WRITTEN PROBLEM: An exact copy of all the data is required, with pictures left out.

MATERIAL:

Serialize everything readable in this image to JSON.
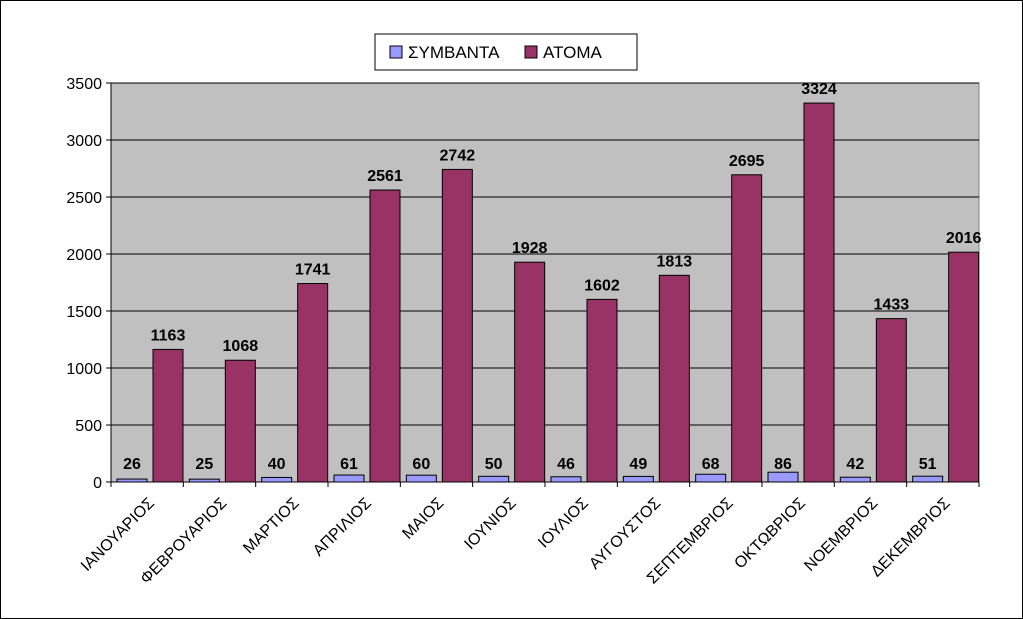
{
  "chart_data": {
    "type": "bar",
    "categories": [
      "ΙΑΝΟΥΑΡΙΟΣ",
      "ΦΕΒΡΟΥΑΡΙΟΣ",
      "ΜΑΡΤΙΟΣ",
      "ΑΠΡΙΛΙΟΣ",
      "ΜΑΙΟΣ",
      "ΙΟΥΝΙΟΣ",
      "ΙΟΥΛΙΟΣ",
      "ΑΥΓΟΥΣΤΟΣ",
      "ΣΕΠΤΕΜΒΡΙΟΣ",
      "ΟΚΤΩΒΡΙΟΣ",
      "ΝΟΕΜΒΡΙΟΣ",
      "ΔΕΚΕΜΒΡΙΟΣ"
    ],
    "series": [
      {
        "name": "ΣΥΜΒΑΝΤΑ",
        "color": "#9999ff",
        "values": [
          26,
          25,
          40,
          61,
          60,
          50,
          46,
          49,
          68,
          86,
          42,
          51
        ]
      },
      {
        "name": "ΑΤΟΜΑ",
        "color": "#993366",
        "values": [
          1163,
          1068,
          1741,
          2561,
          2742,
          1928,
          1602,
          1813,
          2695,
          3324,
          1433,
          2016
        ]
      }
    ],
    "ylim": [
      0,
      3500
    ],
    "yticks": [
      0,
      500,
      1000,
      1500,
      2000,
      2500,
      3000,
      3500
    ],
    "grid": true,
    "plot_background": "#c0c0c0",
    "legend_position": "top"
  }
}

ANSWER TO THE TASK:
Serialize everything readable in this image to JSON.
{
  "chart_data": {
    "type": "bar",
    "categories": [
      "ΙΑΝΟΥΑΡΙΟΣ",
      "ΦΕΒΡΟΥΑΡΙΟΣ",
      "ΜΑΡΤΙΟΣ",
      "ΑΠΡΙΛΙΟΣ",
      "ΜΑΙΟΣ",
      "ΙΟΥΝΙΟΣ",
      "ΙΟΥΛΙΟΣ",
      "ΑΥΓΟΥΣΤΟΣ",
      "ΣΕΠΤΕΜΒΡΙΟΣ",
      "ΟΚΤΩΒΡΙΟΣ",
      "ΝΟΕΜΒΡΙΟΣ",
      "ΔΕΚΕΜΒΡΙΟΣ"
    ],
    "series": [
      {
        "name": "ΣΥΜΒΑΝΤΑ",
        "color": "#9999ff",
        "values": [
          26,
          25,
          40,
          61,
          60,
          50,
          46,
          49,
          68,
          86,
          42,
          51
        ]
      },
      {
        "name": "ΑΤΟΜΑ",
        "color": "#993366",
        "values": [
          1163,
          1068,
          1741,
          2561,
          2742,
          1928,
          1602,
          1813,
          2695,
          3324,
          1433,
          2016
        ]
      }
    ],
    "ylim": [
      0,
      3500
    ],
    "yticks": [
      0,
      500,
      1000,
      1500,
      2000,
      2500,
      3000,
      3500
    ],
    "grid": true,
    "plot_background": "#c0c0c0",
    "legend_position": "top"
  }
}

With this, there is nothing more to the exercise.